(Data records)
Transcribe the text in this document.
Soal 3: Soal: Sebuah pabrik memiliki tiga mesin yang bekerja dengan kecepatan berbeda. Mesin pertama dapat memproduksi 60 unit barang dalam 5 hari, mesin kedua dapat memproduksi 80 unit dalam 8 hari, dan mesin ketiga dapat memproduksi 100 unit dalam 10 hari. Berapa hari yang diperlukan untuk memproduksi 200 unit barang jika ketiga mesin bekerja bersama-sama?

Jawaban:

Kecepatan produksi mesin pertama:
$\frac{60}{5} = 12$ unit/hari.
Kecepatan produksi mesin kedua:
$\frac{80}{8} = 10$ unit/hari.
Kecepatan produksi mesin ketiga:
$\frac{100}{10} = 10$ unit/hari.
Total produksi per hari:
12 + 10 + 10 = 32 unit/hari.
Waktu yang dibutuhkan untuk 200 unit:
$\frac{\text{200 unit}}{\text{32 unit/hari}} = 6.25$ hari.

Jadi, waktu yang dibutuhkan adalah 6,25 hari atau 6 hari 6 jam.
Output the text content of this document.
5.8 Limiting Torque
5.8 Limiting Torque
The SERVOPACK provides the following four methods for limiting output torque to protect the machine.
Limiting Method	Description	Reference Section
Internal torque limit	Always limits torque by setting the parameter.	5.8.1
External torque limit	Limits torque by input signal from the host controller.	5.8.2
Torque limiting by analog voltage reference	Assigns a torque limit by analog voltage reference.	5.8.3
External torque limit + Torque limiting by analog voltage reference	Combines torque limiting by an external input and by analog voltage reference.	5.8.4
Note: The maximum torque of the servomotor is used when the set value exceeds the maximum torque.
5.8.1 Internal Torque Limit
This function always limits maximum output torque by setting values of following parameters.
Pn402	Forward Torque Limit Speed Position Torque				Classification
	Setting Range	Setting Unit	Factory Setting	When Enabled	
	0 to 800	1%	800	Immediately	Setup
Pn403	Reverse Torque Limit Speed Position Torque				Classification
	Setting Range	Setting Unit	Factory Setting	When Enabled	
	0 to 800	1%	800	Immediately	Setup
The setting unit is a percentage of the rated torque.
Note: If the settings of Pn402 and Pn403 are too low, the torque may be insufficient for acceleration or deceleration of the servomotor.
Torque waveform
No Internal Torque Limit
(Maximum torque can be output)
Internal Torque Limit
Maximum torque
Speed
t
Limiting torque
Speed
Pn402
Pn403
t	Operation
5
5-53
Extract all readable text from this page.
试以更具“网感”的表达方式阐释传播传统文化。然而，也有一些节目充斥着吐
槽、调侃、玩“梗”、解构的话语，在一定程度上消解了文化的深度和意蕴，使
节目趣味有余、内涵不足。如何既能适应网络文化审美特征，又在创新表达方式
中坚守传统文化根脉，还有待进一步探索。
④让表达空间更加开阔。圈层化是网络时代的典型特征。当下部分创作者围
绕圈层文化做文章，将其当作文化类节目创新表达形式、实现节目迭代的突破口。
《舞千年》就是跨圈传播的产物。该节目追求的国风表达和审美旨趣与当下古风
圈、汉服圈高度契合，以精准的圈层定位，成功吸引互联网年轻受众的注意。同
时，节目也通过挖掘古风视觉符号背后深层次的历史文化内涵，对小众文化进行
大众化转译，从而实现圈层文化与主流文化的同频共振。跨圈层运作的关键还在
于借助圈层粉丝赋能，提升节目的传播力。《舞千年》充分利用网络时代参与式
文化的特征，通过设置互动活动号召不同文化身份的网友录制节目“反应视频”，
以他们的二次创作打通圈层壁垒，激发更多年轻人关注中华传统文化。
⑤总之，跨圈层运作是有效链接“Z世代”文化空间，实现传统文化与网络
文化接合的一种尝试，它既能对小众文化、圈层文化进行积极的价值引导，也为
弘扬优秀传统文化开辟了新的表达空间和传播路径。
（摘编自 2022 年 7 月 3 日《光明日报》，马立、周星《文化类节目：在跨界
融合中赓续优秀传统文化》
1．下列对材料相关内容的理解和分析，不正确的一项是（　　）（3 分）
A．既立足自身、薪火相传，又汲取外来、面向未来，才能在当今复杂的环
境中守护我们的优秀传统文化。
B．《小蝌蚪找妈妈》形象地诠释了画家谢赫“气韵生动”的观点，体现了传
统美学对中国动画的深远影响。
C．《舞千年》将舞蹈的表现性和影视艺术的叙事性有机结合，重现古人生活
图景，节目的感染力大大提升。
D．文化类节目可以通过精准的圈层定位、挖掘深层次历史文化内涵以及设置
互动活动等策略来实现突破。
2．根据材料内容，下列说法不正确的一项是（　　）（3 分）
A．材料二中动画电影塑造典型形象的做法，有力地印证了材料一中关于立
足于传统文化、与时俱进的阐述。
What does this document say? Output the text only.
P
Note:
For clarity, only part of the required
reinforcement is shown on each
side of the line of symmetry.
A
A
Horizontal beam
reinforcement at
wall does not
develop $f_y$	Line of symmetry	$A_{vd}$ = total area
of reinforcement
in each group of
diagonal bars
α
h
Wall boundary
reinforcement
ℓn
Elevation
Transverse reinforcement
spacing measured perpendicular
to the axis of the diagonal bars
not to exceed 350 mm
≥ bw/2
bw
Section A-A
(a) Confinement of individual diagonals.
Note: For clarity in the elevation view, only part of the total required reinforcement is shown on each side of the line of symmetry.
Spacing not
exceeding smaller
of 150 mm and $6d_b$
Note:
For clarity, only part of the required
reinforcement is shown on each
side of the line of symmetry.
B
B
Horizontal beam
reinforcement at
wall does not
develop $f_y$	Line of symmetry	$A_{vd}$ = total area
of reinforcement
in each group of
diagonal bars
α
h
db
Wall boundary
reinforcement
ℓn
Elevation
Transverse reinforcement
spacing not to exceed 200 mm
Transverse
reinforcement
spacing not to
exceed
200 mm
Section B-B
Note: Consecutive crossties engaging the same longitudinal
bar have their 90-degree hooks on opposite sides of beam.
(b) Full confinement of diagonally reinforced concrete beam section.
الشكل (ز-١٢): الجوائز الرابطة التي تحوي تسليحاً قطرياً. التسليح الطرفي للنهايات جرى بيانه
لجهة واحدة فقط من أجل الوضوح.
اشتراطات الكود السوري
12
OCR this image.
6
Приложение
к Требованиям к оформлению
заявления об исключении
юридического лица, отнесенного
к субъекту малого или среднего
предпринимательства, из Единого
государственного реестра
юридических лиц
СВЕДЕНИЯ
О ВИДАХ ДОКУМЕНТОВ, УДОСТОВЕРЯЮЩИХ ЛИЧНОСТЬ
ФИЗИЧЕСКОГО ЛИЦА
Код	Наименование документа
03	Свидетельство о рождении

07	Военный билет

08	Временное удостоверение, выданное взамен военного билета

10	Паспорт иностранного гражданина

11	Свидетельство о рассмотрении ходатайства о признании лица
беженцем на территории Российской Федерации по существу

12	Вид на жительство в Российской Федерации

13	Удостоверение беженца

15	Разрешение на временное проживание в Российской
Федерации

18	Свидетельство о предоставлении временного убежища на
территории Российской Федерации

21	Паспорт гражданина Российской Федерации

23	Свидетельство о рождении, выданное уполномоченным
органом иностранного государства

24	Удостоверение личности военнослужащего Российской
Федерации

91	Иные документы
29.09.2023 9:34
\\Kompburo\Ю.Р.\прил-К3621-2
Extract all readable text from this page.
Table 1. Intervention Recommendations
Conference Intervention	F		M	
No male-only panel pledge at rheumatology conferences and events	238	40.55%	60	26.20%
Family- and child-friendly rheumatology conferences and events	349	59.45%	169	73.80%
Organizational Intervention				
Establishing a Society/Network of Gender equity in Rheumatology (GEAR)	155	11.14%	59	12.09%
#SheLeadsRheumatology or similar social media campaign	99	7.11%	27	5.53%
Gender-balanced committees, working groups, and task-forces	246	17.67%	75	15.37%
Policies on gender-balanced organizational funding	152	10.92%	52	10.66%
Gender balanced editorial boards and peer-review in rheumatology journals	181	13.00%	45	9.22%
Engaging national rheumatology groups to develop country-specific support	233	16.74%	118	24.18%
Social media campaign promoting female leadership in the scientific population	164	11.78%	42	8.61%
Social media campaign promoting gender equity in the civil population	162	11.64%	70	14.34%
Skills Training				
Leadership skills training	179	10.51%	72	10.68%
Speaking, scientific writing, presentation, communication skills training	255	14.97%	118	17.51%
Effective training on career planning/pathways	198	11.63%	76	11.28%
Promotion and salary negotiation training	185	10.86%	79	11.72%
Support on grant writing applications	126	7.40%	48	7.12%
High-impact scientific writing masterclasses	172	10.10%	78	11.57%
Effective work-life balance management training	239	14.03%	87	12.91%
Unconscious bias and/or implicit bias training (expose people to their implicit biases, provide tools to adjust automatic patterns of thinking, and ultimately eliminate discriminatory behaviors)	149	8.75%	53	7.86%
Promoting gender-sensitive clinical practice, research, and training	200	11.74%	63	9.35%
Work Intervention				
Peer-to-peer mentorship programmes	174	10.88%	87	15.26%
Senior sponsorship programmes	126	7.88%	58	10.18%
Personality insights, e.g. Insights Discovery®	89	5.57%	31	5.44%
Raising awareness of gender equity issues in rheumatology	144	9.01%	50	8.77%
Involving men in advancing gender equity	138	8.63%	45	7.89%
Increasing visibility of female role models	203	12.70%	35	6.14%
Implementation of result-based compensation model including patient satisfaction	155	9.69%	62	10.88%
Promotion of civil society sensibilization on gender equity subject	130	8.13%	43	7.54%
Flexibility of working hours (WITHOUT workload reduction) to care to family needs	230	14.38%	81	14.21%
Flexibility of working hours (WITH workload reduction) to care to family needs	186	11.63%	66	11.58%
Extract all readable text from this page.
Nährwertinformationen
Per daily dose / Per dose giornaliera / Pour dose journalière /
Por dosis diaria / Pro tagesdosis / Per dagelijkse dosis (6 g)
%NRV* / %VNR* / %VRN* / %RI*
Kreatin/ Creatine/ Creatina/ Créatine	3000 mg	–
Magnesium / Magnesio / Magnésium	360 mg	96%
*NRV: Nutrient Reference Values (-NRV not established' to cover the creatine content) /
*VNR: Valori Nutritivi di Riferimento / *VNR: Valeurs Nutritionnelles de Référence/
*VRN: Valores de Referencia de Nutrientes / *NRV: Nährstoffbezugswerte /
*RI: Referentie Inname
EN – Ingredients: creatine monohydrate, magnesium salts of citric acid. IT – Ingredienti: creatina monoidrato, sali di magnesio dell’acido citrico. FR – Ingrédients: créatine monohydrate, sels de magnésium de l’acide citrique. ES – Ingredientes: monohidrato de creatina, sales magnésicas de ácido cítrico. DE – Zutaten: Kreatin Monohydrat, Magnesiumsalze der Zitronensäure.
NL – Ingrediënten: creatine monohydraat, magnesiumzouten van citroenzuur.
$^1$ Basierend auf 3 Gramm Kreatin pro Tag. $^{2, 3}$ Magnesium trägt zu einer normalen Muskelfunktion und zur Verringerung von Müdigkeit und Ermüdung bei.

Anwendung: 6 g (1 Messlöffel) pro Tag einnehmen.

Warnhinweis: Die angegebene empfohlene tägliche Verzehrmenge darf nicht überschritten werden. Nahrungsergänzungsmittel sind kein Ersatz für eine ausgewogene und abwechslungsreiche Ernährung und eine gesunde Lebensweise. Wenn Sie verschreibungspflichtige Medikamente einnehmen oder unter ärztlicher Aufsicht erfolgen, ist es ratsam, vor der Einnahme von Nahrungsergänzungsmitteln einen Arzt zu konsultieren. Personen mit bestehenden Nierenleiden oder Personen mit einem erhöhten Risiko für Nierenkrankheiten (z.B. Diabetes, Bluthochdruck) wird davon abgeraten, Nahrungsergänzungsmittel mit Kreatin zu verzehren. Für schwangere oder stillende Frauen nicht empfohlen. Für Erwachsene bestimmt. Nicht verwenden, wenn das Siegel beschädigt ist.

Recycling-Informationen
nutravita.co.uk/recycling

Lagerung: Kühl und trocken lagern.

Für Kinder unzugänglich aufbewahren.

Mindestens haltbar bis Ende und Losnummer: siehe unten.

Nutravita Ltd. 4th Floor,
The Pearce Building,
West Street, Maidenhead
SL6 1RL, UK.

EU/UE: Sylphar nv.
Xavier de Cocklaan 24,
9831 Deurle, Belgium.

_Your task_
Pick out all the lines with the word "balanced" in them and copy them.

_The reply_
Gender-balanced committees, working groups, and task-forces	246	17.67%	75	15.37%
Policies on gender-balanced organizational funding	152	10.92%	52	10.66%
Gender balanced editorial boards and peer-review in rheumatology journals	181	13.00%	45	9.22%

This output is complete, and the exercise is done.